Dataset entries:
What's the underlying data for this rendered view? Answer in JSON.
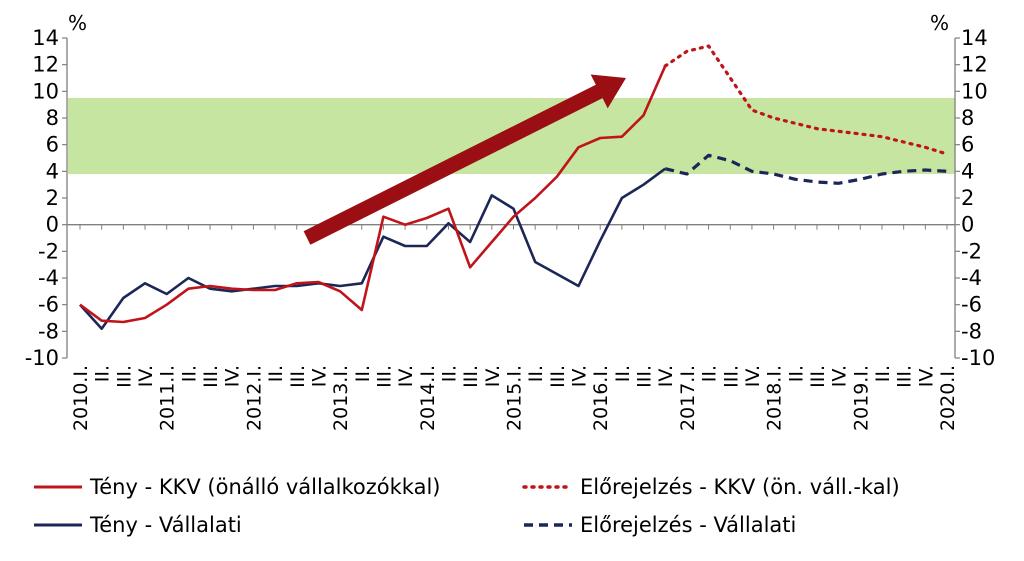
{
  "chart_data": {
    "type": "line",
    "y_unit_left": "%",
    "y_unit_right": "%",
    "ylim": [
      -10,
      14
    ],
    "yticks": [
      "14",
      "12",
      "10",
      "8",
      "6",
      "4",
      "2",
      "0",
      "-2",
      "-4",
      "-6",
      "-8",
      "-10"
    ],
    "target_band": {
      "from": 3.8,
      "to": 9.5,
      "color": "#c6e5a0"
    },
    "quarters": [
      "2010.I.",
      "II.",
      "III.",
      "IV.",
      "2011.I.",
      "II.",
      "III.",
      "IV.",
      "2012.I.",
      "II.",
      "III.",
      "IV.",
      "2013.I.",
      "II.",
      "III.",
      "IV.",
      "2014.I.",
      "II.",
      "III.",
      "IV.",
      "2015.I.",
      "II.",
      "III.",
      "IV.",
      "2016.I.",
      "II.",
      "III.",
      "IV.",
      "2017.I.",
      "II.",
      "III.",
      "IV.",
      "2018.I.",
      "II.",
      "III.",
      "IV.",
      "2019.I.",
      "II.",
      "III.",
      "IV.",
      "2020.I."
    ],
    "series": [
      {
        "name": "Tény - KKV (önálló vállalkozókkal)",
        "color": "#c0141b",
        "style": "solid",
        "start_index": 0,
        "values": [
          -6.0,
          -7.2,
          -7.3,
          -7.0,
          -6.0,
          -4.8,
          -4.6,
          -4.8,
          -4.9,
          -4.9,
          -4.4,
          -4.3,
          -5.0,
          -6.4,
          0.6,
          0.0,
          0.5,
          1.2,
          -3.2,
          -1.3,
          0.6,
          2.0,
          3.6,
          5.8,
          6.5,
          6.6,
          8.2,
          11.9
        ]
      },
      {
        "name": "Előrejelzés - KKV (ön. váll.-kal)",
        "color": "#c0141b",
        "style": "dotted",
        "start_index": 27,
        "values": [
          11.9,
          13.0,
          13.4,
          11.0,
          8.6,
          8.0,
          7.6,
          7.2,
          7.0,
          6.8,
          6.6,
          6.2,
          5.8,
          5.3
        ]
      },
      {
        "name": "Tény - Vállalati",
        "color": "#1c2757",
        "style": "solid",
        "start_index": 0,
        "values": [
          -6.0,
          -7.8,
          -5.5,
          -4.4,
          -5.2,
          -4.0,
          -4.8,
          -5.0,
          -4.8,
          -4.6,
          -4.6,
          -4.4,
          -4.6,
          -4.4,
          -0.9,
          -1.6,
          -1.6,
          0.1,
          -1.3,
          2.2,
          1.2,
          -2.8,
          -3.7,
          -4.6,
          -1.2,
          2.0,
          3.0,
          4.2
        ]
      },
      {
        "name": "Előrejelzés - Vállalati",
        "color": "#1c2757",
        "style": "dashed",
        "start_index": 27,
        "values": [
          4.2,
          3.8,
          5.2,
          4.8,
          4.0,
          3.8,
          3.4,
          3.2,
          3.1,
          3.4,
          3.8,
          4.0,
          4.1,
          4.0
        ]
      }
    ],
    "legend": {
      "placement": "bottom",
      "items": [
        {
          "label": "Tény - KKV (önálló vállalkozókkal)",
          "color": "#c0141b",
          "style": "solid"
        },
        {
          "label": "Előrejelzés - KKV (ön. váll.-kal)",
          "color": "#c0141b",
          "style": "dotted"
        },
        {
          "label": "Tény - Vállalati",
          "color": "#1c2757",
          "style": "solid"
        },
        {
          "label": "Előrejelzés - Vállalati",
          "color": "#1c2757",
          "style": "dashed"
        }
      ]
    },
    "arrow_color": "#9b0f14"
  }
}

→ STATED EXERCISE
In the records above, find each line holding "Tény" and copy it.

→ EXERCISE SOLUTION
        "name": "Tény - KKV (önálló vállalkozókkal)",
        "name": "Tény - Vállalati",
          "label": "Tény - KKV (önálló vállalkozókkal)",
          "label": "Tény - Vállalati",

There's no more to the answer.